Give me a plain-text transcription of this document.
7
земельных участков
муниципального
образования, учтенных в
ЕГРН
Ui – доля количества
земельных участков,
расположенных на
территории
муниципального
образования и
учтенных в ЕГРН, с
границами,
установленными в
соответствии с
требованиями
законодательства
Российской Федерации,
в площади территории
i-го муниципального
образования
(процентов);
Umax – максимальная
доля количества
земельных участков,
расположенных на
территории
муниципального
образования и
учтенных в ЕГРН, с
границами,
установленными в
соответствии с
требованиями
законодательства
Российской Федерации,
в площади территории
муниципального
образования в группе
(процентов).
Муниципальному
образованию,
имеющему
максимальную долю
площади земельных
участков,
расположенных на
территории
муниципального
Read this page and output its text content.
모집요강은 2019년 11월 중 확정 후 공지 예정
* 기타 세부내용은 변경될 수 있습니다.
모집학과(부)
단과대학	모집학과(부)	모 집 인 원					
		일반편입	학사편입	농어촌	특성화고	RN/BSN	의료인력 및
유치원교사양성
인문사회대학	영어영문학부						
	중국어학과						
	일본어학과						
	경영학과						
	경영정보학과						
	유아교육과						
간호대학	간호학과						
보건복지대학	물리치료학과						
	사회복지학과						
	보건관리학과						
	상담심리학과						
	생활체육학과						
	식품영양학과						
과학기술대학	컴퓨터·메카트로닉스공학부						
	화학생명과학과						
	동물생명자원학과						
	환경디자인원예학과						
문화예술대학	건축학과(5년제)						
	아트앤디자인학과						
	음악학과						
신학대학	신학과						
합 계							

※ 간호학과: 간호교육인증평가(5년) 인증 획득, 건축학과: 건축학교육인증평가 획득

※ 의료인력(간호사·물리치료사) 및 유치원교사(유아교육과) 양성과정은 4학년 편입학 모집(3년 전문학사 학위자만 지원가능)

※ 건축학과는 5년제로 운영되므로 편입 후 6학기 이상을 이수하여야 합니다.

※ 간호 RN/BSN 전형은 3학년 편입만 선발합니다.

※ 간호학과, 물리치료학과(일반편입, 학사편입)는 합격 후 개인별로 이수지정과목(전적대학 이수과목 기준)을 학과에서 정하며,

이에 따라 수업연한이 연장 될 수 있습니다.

### Exercise details
Pull out every line holding "количества" from the records above, and copy it.

### Worked answer
Ui – доля количества
доля количества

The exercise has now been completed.